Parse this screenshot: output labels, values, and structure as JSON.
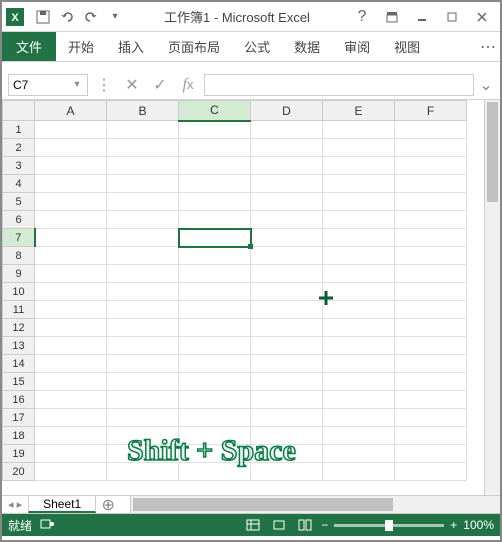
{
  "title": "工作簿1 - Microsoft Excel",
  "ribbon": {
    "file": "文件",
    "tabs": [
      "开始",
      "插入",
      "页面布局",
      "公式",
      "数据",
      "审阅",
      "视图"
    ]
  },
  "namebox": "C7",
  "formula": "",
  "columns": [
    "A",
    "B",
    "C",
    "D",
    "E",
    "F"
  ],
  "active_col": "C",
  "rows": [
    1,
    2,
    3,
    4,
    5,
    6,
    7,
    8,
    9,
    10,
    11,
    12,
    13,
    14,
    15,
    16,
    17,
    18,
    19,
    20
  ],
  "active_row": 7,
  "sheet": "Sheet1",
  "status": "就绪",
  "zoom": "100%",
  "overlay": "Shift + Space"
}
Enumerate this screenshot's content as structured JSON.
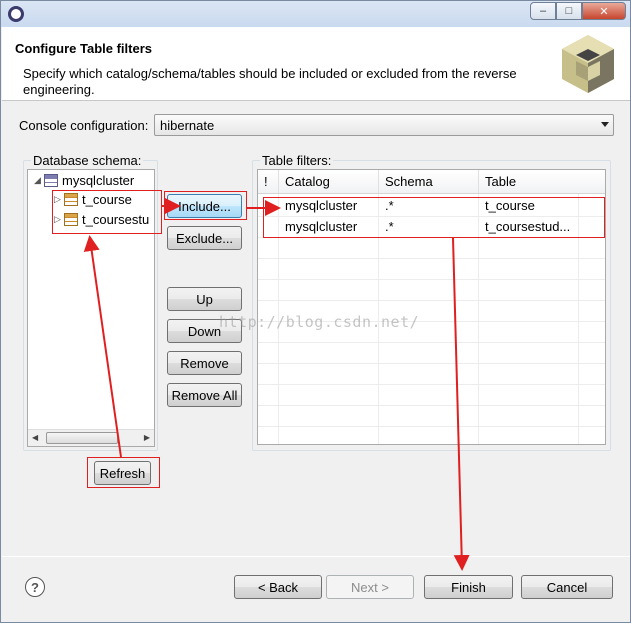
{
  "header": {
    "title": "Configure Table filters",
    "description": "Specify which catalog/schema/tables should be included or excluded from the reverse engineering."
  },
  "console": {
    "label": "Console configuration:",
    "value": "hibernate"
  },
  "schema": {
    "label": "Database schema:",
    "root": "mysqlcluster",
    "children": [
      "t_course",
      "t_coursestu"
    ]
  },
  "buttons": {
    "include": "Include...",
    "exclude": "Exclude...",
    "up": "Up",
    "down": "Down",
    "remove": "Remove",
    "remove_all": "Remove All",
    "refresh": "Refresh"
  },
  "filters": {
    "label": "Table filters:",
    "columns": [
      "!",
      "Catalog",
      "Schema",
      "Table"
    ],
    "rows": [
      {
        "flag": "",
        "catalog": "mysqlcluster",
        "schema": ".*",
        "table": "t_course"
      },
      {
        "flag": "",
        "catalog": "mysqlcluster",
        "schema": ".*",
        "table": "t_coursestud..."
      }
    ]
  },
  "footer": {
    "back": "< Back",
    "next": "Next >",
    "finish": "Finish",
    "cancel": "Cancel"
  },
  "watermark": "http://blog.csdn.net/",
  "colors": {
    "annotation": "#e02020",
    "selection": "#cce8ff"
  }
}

__________

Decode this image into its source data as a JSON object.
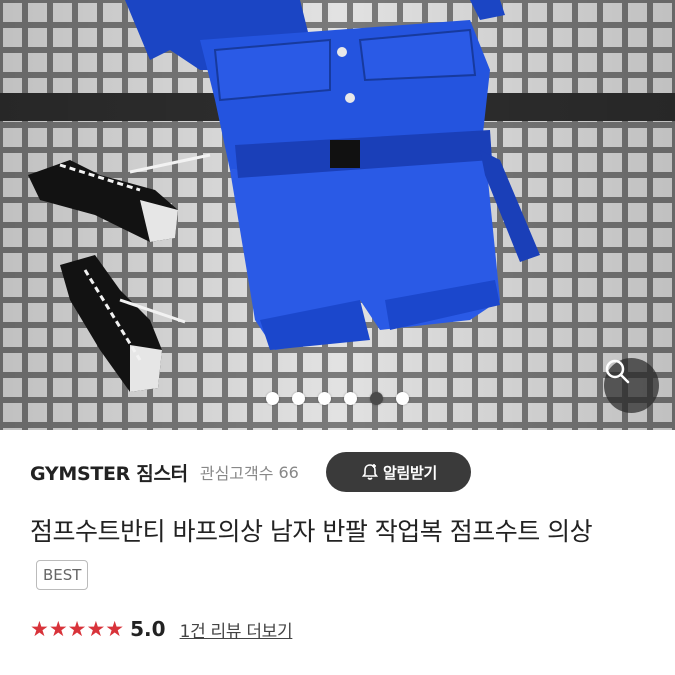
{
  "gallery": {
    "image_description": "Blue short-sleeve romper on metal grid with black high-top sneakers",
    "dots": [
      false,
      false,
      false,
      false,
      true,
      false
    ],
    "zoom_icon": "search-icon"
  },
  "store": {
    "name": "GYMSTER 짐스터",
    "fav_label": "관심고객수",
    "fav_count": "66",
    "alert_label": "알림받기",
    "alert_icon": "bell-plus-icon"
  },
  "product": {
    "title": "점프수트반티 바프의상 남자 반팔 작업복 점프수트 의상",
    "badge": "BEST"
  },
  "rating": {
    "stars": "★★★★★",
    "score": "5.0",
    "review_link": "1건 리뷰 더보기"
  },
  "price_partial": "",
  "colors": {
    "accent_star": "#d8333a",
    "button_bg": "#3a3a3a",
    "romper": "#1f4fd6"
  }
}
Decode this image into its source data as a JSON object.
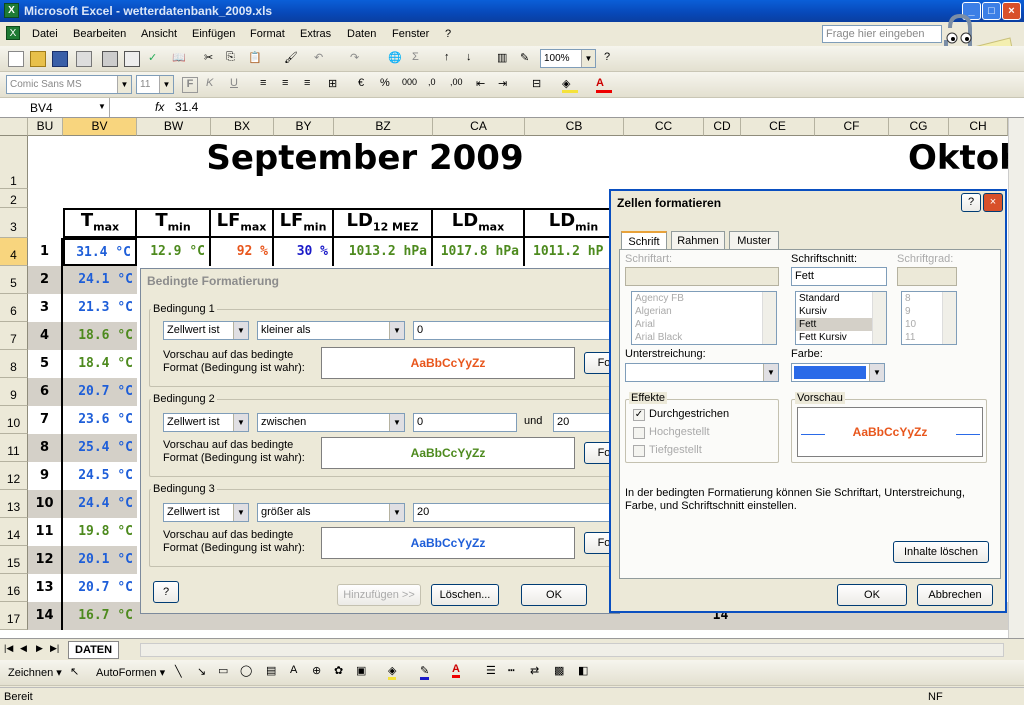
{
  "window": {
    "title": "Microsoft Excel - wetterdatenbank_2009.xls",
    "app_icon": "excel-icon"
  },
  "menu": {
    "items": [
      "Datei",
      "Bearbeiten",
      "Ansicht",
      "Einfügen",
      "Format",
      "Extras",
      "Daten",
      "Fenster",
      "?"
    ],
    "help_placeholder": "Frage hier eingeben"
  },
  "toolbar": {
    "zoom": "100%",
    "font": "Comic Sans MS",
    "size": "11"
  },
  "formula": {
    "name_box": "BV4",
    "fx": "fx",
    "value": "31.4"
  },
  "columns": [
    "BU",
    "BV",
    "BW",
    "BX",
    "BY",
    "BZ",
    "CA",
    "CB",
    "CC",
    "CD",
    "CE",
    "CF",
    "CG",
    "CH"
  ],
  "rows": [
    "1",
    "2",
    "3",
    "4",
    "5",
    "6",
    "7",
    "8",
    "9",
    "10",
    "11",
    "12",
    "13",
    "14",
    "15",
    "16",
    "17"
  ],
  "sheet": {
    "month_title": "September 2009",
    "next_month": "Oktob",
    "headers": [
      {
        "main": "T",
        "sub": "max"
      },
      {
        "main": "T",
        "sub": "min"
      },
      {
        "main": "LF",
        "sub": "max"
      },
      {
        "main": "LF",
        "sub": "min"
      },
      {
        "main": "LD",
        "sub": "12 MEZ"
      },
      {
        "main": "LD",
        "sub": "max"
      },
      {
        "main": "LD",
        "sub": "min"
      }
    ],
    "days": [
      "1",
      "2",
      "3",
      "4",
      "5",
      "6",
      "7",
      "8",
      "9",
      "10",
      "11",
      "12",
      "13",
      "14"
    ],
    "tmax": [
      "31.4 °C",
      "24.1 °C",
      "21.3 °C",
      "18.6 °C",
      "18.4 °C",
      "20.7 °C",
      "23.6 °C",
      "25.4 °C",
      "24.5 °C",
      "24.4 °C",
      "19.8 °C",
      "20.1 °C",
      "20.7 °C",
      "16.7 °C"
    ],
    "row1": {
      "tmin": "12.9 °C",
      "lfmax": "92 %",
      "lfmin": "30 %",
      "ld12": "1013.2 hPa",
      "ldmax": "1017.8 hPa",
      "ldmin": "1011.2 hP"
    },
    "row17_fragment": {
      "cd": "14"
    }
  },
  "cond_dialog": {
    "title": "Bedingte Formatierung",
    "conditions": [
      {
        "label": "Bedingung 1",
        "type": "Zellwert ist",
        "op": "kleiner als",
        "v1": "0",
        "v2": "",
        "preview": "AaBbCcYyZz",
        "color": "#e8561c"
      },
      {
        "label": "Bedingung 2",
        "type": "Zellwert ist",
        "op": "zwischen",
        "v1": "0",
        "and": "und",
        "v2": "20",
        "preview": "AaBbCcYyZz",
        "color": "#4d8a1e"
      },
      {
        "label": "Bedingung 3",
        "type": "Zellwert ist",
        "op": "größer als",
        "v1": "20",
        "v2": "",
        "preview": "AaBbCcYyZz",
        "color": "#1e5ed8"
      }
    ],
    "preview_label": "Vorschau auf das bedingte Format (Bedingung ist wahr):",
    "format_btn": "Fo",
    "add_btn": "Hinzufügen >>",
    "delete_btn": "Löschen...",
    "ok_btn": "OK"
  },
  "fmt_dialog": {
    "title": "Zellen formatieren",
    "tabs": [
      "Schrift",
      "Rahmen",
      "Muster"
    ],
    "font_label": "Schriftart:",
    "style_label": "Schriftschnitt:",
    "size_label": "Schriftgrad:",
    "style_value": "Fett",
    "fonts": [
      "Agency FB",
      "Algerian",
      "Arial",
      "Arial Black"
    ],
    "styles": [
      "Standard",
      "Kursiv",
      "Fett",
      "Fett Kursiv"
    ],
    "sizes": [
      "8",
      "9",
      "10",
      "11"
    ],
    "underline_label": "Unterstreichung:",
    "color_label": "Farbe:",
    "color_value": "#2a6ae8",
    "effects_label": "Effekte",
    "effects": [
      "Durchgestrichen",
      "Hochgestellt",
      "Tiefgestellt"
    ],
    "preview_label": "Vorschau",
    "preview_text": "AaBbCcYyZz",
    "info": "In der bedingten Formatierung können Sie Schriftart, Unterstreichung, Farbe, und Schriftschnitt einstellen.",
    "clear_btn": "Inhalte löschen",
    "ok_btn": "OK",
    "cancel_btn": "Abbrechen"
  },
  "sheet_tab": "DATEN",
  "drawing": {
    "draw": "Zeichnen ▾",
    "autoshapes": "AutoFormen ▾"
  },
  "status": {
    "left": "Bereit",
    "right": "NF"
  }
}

__________

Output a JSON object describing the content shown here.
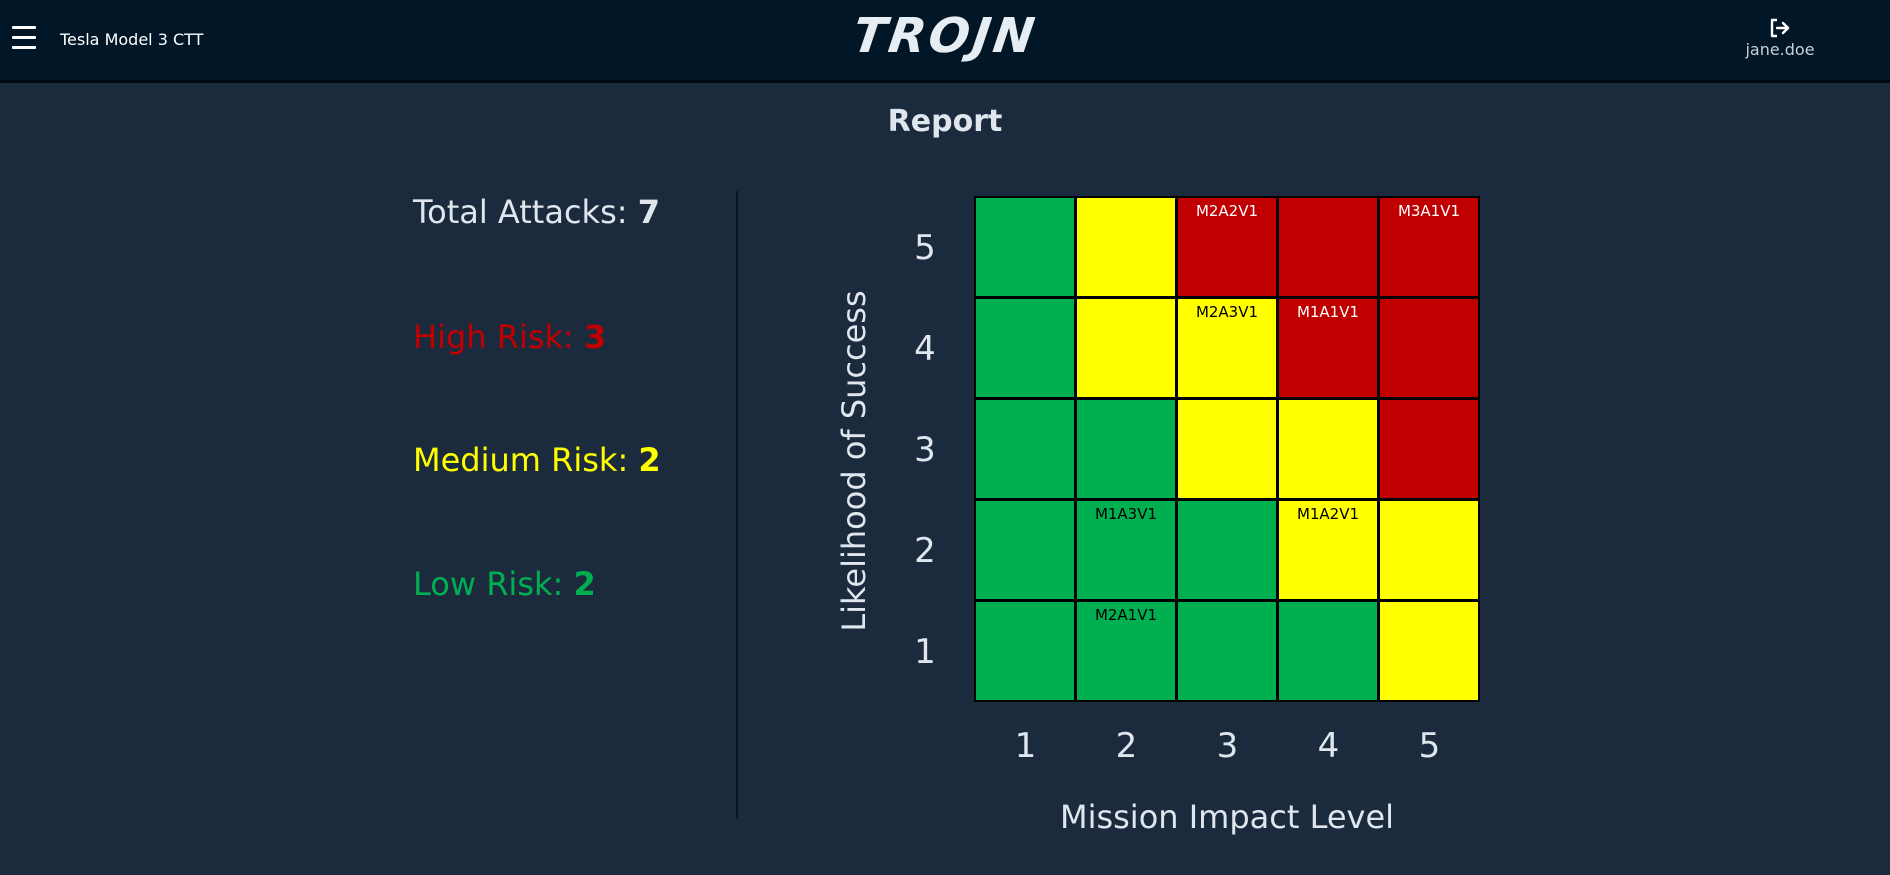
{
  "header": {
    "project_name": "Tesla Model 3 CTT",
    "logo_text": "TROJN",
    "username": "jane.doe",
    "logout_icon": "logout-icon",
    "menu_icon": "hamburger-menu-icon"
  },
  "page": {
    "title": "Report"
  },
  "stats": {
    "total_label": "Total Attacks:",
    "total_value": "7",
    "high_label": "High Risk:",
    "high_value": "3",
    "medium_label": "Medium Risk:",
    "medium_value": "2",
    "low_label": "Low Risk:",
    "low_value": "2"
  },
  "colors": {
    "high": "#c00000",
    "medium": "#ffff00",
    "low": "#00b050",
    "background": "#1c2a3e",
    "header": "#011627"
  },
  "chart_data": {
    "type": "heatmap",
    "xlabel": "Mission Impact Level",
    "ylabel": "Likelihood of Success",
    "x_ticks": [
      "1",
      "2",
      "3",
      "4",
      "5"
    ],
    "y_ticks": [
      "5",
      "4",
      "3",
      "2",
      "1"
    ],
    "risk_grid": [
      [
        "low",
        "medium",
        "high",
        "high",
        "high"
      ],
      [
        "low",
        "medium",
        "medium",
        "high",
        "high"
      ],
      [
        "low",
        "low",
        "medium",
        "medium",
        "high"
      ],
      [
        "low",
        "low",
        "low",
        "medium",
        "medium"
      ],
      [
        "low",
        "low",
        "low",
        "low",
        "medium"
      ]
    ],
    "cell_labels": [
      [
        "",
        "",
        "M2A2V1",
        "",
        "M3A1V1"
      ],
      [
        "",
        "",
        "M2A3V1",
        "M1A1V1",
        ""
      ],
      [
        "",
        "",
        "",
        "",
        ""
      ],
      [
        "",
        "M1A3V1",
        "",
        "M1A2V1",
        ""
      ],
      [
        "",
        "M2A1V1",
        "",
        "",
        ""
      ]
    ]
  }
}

__________

- [TASK DETAILS]
Of the lines in the entries, how many include the word "Formatierung"? State only the number.

- [THE COMPLETED TASK]
2